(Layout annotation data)
☆ ☆ ☆
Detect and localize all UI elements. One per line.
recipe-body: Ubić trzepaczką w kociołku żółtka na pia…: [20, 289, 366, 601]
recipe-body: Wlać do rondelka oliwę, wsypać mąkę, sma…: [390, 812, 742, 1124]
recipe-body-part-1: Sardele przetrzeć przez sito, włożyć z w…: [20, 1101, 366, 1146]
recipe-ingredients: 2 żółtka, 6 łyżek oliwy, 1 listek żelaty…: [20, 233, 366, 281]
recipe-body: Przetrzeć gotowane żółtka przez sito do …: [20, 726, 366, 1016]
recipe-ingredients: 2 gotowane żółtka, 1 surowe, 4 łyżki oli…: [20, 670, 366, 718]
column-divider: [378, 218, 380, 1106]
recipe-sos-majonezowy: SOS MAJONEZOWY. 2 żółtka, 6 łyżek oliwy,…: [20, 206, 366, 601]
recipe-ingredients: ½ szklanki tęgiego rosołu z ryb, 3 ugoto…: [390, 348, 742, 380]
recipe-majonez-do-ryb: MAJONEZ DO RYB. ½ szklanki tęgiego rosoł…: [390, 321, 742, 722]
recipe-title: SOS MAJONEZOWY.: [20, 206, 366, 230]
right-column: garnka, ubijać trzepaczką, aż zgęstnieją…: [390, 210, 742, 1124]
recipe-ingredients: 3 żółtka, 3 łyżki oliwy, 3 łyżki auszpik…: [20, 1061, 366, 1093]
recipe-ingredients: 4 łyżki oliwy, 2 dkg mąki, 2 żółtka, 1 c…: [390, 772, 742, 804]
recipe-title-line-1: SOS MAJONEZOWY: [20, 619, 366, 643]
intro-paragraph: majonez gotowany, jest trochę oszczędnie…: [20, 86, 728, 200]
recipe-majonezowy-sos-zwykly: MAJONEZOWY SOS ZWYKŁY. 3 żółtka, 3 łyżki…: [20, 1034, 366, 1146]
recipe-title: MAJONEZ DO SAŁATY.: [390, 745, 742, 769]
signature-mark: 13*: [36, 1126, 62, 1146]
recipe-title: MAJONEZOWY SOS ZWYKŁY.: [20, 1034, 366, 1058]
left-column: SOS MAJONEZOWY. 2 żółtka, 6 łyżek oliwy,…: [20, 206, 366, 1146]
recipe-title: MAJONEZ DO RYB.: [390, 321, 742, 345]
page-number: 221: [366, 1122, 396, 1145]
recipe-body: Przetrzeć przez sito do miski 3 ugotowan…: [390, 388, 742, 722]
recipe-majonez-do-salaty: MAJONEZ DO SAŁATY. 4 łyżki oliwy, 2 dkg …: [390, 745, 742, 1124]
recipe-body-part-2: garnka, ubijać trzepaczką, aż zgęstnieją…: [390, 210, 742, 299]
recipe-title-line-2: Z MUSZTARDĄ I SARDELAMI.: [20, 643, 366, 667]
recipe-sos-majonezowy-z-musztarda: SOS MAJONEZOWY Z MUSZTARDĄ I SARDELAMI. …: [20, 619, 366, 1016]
☆ ☆ ☆
Reproduce every row above verbatim, keeping their original order.

**Full solution:**
Detect and localize all UI elements. One per line.
recipe-body: Ubić trzepaczką w kociołku żółtka na pia…: [20, 289, 366, 601]
recipe-body: Wlać do rondelka oliwę, wsypać mąkę, sma…: [390, 812, 742, 1124]
recipe-body-part-1: Sardele przetrzeć przez sito, włożyć z w…: [20, 1101, 366, 1146]
recipe-ingredients: 2 żółtka, 6 łyżek oliwy, 1 listek żelaty…: [20, 233, 366, 281]
recipe-body: Przetrzeć gotowane żółtka przez sito do …: [20, 726, 366, 1016]
recipe-ingredients: 2 gotowane żółtka, 1 surowe, 4 łyżki oli…: [20, 670, 366, 718]
column-divider: [378, 218, 380, 1106]
recipe-sos-majonezowy: SOS MAJONEZOWY. 2 żółtka, 6 łyżek oliwy,…: [20, 206, 366, 601]
recipe-ingredients: ½ szklanki tęgiego rosołu z ryb, 3 ugoto…: [390, 348, 742, 380]
recipe-majonez-do-ryb: MAJONEZ DO RYB. ½ szklanki tęgiego rosoł…: [390, 321, 742, 722]
recipe-title: SOS MAJONEZOWY.: [20, 206, 366, 230]
right-column: garnka, ubijać trzepaczką, aż zgęstnieją…: [390, 210, 742, 1124]
recipe-ingredients: 3 żółtka, 3 łyżki oliwy, 3 łyżki auszpik…: [20, 1061, 366, 1093]
recipe-ingredients: 4 łyżki oliwy, 2 dkg mąki, 2 żółtka, 1 c…: [390, 772, 742, 804]
recipe-title-line-1: SOS MAJONEZOWY: [20, 619, 366, 643]
intro-paragraph: majonez gotowany, jest trochę oszczędnie…: [20, 86, 728, 200]
recipe-majonezowy-sos-zwykly: MAJONEZOWY SOS ZWYKŁY. 3 żółtka, 3 łyżki…: [20, 1034, 366, 1146]
recipe-title: MAJONEZ DO SAŁATY.: [390, 745, 742, 769]
signature-mark: 13*: [36, 1126, 62, 1146]
recipe-title: MAJONEZOWY SOS ZWYKŁY.: [20, 1034, 366, 1058]
left-column: SOS MAJONEZOWY. 2 żółtka, 6 łyżek oliwy,…: [20, 206, 366, 1146]
recipe-title: MAJONEZ DO RYB.: [390, 321, 742, 345]
page-number: 221: [366, 1122, 396, 1145]
recipe-body: Przetrzeć przez sito do miski 3 ugotowan…: [390, 388, 742, 722]
recipe-majonez-do-salaty: MAJONEZ DO SAŁATY. 4 łyżki oliwy, 2 dkg …: [390, 745, 742, 1124]
recipe-body-part-2: garnka, ubijać trzepaczką, aż zgęstnieją…: [390, 210, 742, 299]
recipe-title-line-2: Z MUSZTARDĄ I SARDELAMI.: [20, 643, 366, 667]
recipe-sos-majonezowy-z-musztarda: SOS MAJONEZOWY Z MUSZTARDĄ I SARDELAMI. …: [20, 619, 366, 1016]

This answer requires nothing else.